(Data items)
## begin
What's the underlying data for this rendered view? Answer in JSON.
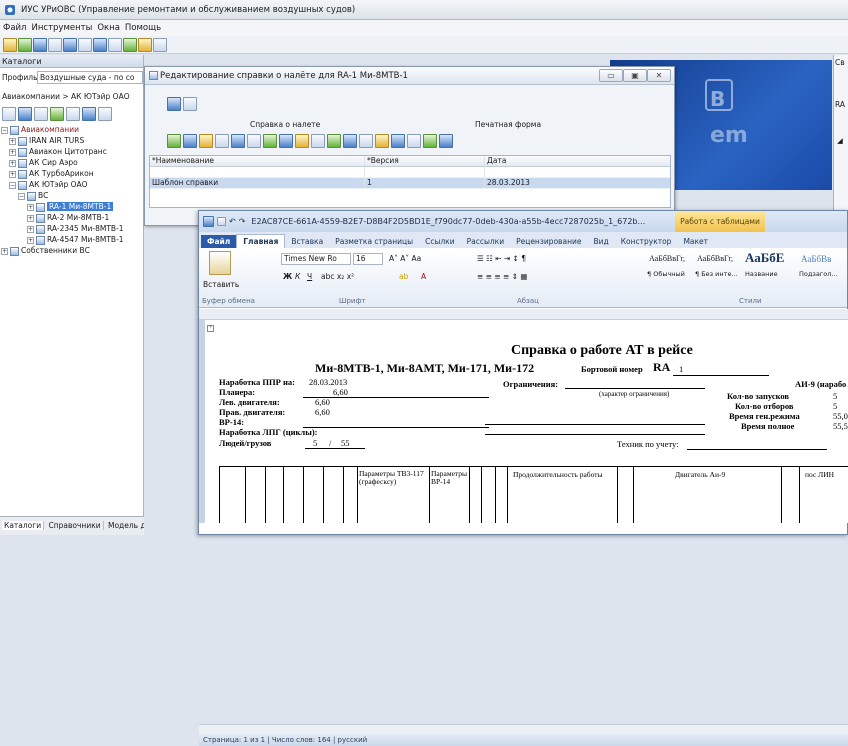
{
  "app": {
    "title": "ИУС УРиОВС (Управление ремонтами и обслуживанием воздушных судов)",
    "menu": [
      "Файл",
      "Инструменты",
      "Окна",
      "Помощь"
    ]
  },
  "left_panel": {
    "title": "Каталоги",
    "profile_label": "Профиль:",
    "profile_value": "Воздушные суда - по со",
    "breadcrumb": [
      "Авиакомпании",
      ">",
      "АК ЮТэйр ОАО"
    ],
    "tree": [
      "Авиакомпании",
      "IRAN AIR TURS",
      "Авиакон Цитотранс",
      "АК Сир Аэро",
      "АК ТурбоАрикон",
      "АК ЮТэйр ОАО",
      "ВС",
      "RA-1 Ми-8МТВ-1",
      "RA-2 Ми-8МТВ-1",
      "RA-2345 Ми-8МТВ-1",
      "RA-4547 Ми-8МТВ-1",
      "Собственники ВС"
    ],
    "bottom_tabs": [
      "Каталоги",
      "Справочники",
      "Модель да"
    ]
  },
  "right_panel": {
    "title": "Св",
    "items": [
      "RA"
    ]
  },
  "dialog": {
    "title": "Редактирование справки о налёте для RA-1 Ми-8МТВ-1",
    "section_left": "Справка о налете",
    "section_right": "Печатная форма",
    "columns": [
      "*Наименование",
      "*Версия",
      "Дата"
    ],
    "rows": [
      [
        "",
        "",
        ""
      ],
      [
        "Шаблон справки",
        "1",
        "28.03.2013"
      ]
    ],
    "win_buttons": [
      "▭",
      "▣",
      "✕"
    ]
  },
  "word": {
    "doc_title": "E2AC87CE-661A-4559-B2E7-D8B4F2D5BD1E_f790dc77-0deb-430a-a55b-4ecc7287025b_1_672b...",
    "context_tab": "Работа с таблицами",
    "tabs": [
      "Файл",
      "Главная",
      "Вставка",
      "Разметка страницы",
      "Ссылки",
      "Рассылки",
      "Рецензирование",
      "Вид",
      "Конструктор",
      "Макет"
    ],
    "font_name": "Times New Ro",
    "font_size": "16",
    "paste_label": "Вставить",
    "groups": [
      "Буфер обмена",
      "Шрифт",
      "Абзац",
      "Стили"
    ],
    "styles": [
      {
        "sample": "АаБбВвГг,",
        "name": "¶ Обычный"
      },
      {
        "sample": "АаБбВвГг,",
        "name": "¶ Без инте..."
      },
      {
        "sample": "АаБбЕ",
        "name": "Название"
      },
      {
        "sample": "АаБбВв",
        "name": "Подзагол..."
      }
    ],
    "status": "Страница: 1 из 1   |   Число слов: 164   |   русский"
  },
  "doc": {
    "heading": "Справка о работе АТ в рейсе",
    "aircraft": "Ми-8МТВ-1, Ми-8АМТ, Ми-171, Ми-172",
    "board_label": "Бортовой номер",
    "board_value": "RA",
    "board_num": "1",
    "ppr_label": "Наработка ППР на:",
    "ppr_date": "28.03.2013",
    "glider_label": "Планера:",
    "glider_val": "6,60",
    "left_eng_label": "Лев. двигателя:",
    "left_eng_val": "6,60",
    "right_eng_label": "Прав. двигателя:",
    "right_eng_val": "6,60",
    "vr_label": "ВР-14:",
    "lpg_label": "Наработка ЛПГ (циклы):",
    "people_label": "Людей/грузов",
    "people_val": "5",
    "cargo_val": "55",
    "limits_label": "Ограничения:",
    "limits_hint": "(характер ограничения)",
    "ai9": "АИ-9 (нарабо",
    "starts_label": "Кол-во запусков",
    "starts_val": "5",
    "bleeds_label": "Кол-во отборов",
    "bleeds_val": "5",
    "gen_label": "Время ген.режима",
    "gen_val": "55,0",
    "full_label": "Время полное",
    "full_val": "55,5",
    "tech_label": "Техник по учету:",
    "table_headers": [
      "Параметры ТВ3-117 (графесксу)",
      "Параметры ВР-14",
      "Продолжительность работы",
      "Двигатель Аи-9",
      "пос ЛИН"
    ]
  }
}
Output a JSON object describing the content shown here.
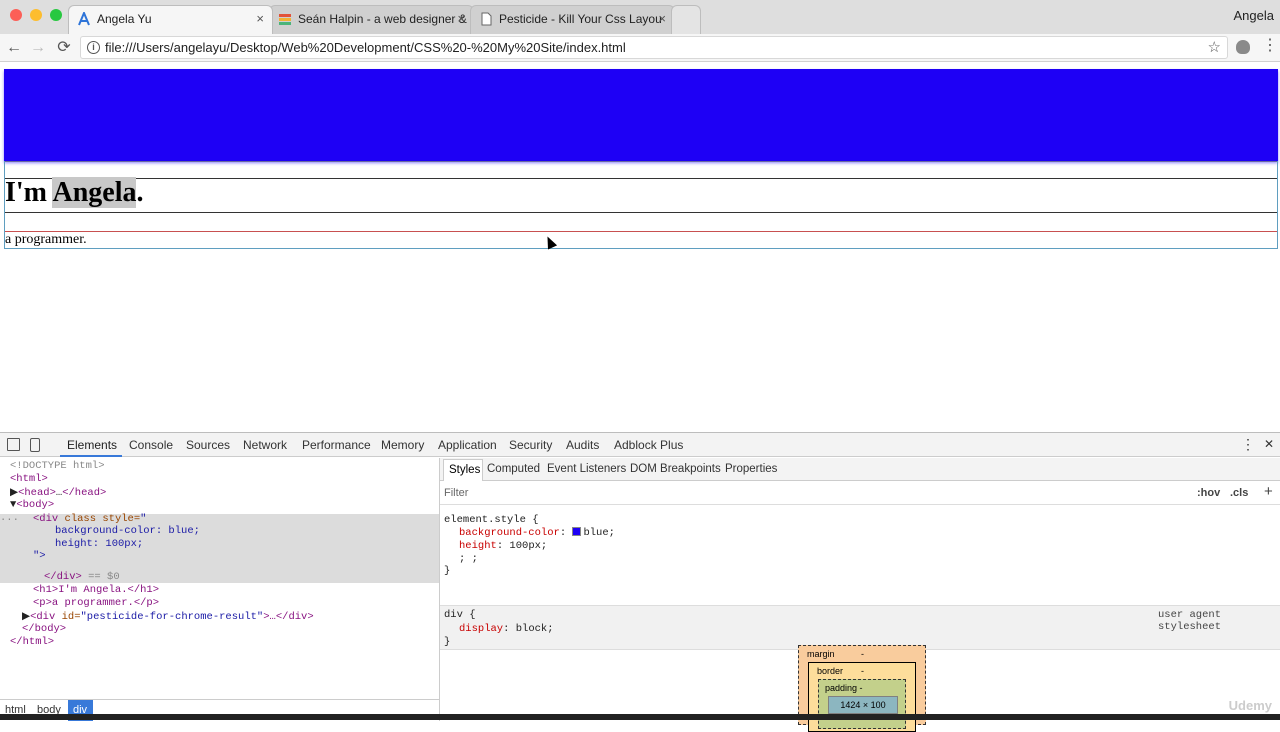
{
  "browser": {
    "tabs": [
      {
        "label": "Angela Yu",
        "active": true
      },
      {
        "label": "Seán Halpin - a web designer &",
        "active": false
      },
      {
        "label": "Pesticide - Kill Your Css Layou",
        "active": false
      }
    ],
    "tab_close": "×",
    "user": "Angela",
    "url": "file:///Users/angelayu/Desktop/Web%20Development/CSS%20-%20My%20Site/index.html",
    "nav": {
      "back": "←",
      "forward": "→",
      "reload": "⟳",
      "star": "☆",
      "menu": "⋮",
      "info": "i"
    }
  },
  "page": {
    "h1_prefix": "I'm ",
    "h1_selected": "Angela",
    "h1_suffix": ".",
    "paragraph": "a programmer.",
    "block_color": "#1e00f5"
  },
  "devtools": {
    "tabs": [
      "Elements",
      "Console",
      "Sources",
      "Network",
      "Performance",
      "Memory",
      "Application",
      "Security",
      "Audits",
      "Adblock Plus"
    ],
    "more": "⋮",
    "close": "✕",
    "dom": {
      "doctype": "<!DOCTYPE html>",
      "html_open": "<html>",
      "head_tag": "<head>",
      "head_collapsed": "…",
      "head_close": "</head>",
      "body_open": "<body>",
      "div_open": "<div",
      "div_attr": "class style=",
      "div_quote": "\"",
      "style_line1": "background-color:  blue;",
      "style_line2": "height:  100px;",
      "style_end": "\">",
      "div_close": "</div>",
      "div_marker": " == $0",
      "h1_line": "<h1>I'm Angela.</h1>",
      "p_line": "<p>a programmer.</p>",
      "pesticide_open": "<div ",
      "pesticide_attr": "id=",
      "pesticide_val": "\"pesticide-for-chrome-result\"",
      "pesticide_end": ">…</div>",
      "body_close": "</body>",
      "html_close": "</html>",
      "ellipsis": "..."
    },
    "breadcrumbs": [
      "html",
      "body",
      "div"
    ],
    "styles_tabs": [
      "Styles",
      "Computed",
      "Event Listeners",
      "DOM Breakpoints",
      "Properties"
    ],
    "filter_placeholder": "Filter",
    "hov": ":hov",
    "cls": ".cls",
    "plus": "+",
    "element_style": {
      "selector": "element.style {",
      "prop1": "background-color",
      "val1": "blue;",
      "prop2": "height",
      "val2": "100px;",
      "blank": "; ;",
      "close": "}"
    },
    "ua_rule": {
      "selector": "div {",
      "source": "user agent stylesheet",
      "prop": "display",
      "val": "block;",
      "close": "}"
    },
    "box_model": {
      "margin": "margin",
      "border": "border",
      "padding": "padding -",
      "dash": "-",
      "content": "1424 × 100"
    }
  },
  "watermark": "Udemy"
}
## end
EXERCISE DESCRIPTION> Check every line of the data, and copy the ones that contain "html".

FINISHED EXERCISE>
    "url": "file:///Users/angelayu/Desktop/Web%20Development/CSS%20-%20My%20Site/index.html",
      "doctype": "<!DOCTYPE html>",
      "html_open": "<html>",
      "html_close": "</html>",
      "html",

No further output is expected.